[What this task involves]
Read through the entries below and return each line with the word "ничуть".

[Record list]
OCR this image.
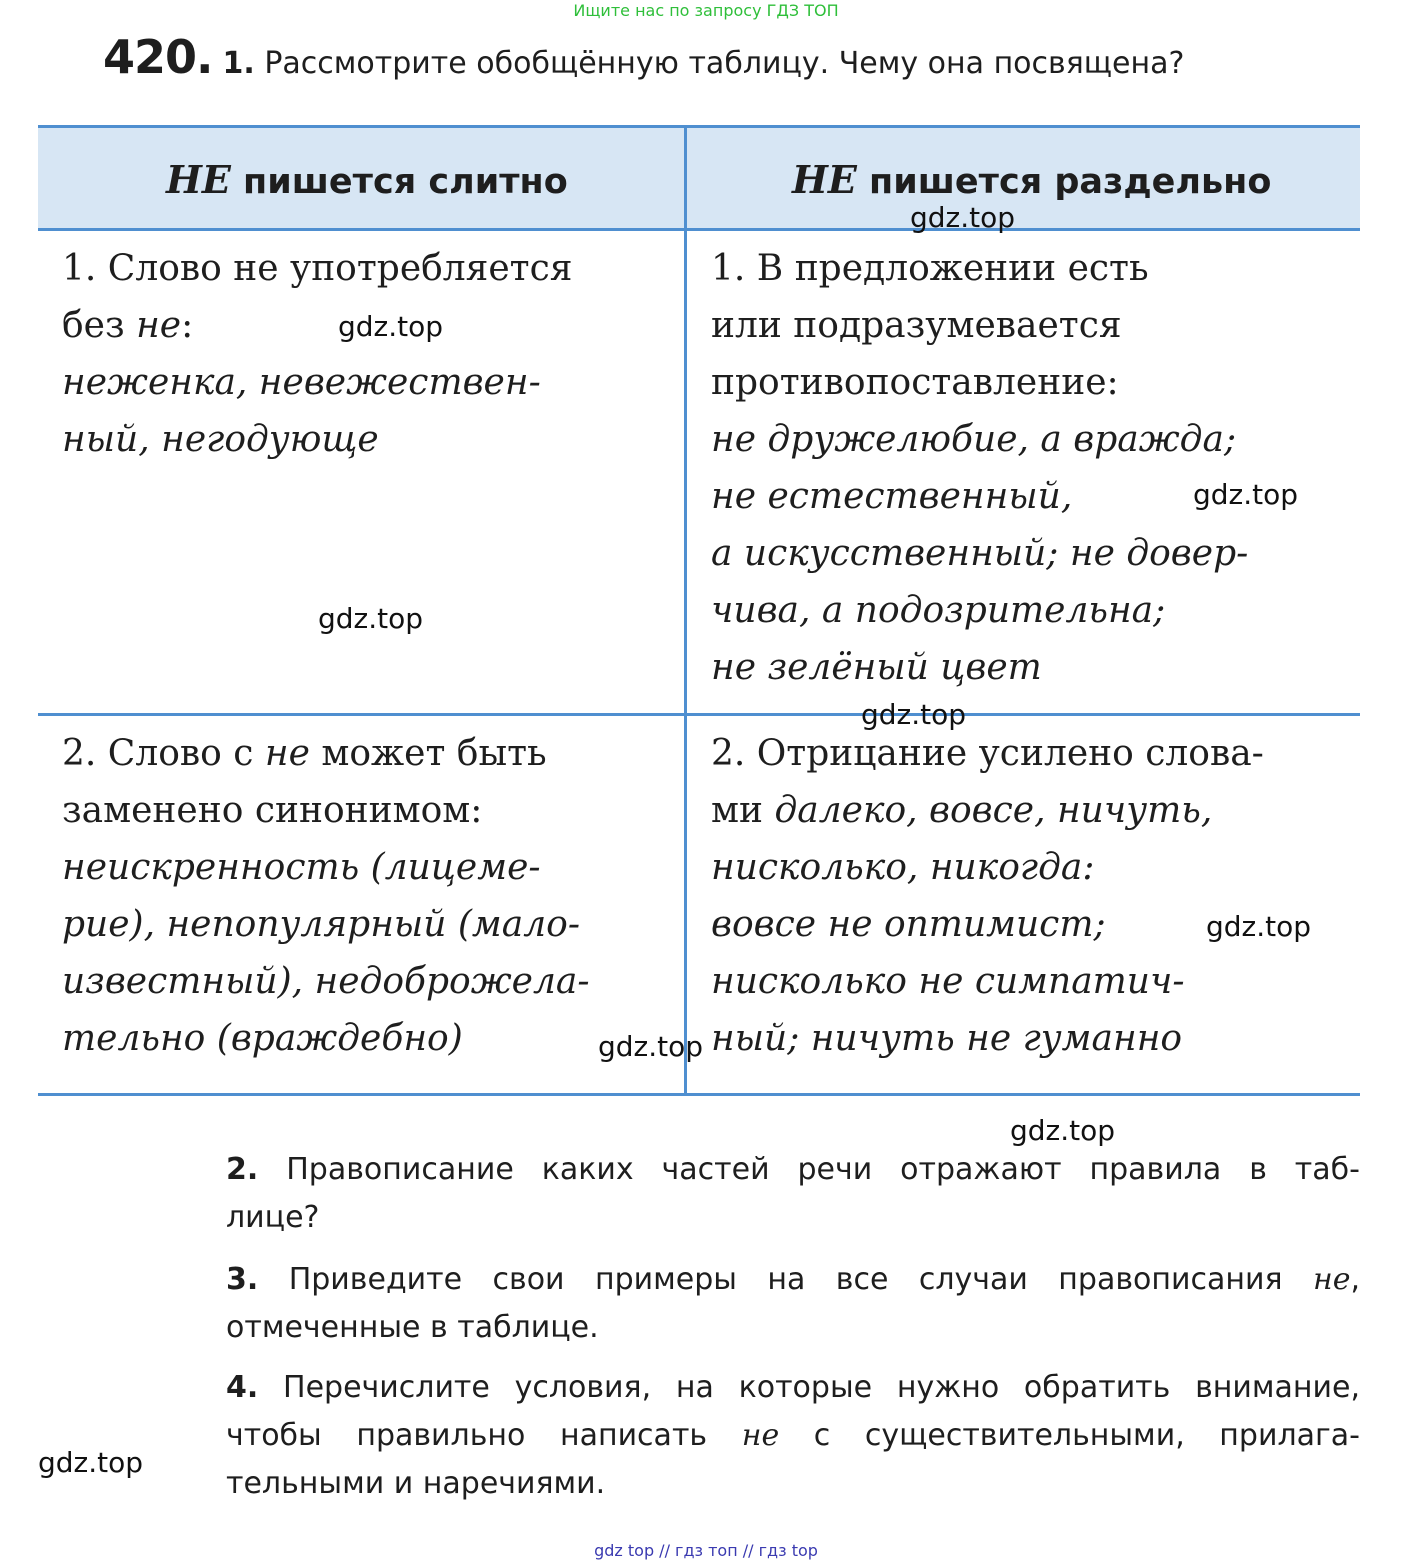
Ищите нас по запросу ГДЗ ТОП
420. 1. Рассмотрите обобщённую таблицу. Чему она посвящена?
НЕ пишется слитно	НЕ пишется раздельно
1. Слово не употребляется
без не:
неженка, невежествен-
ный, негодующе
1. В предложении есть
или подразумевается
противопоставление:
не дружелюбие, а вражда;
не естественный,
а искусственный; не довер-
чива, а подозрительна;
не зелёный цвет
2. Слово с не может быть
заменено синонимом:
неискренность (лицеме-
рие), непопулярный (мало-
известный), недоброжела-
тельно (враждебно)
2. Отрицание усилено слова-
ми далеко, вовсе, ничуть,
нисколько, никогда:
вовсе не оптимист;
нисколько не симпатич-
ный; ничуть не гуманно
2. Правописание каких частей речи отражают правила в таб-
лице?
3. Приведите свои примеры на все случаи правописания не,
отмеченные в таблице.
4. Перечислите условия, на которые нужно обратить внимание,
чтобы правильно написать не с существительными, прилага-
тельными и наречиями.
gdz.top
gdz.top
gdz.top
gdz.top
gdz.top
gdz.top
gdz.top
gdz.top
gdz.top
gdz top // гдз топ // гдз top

[Exercise response]
ми далеко, вовсе, ничуть,
ный; ничуть не гуманно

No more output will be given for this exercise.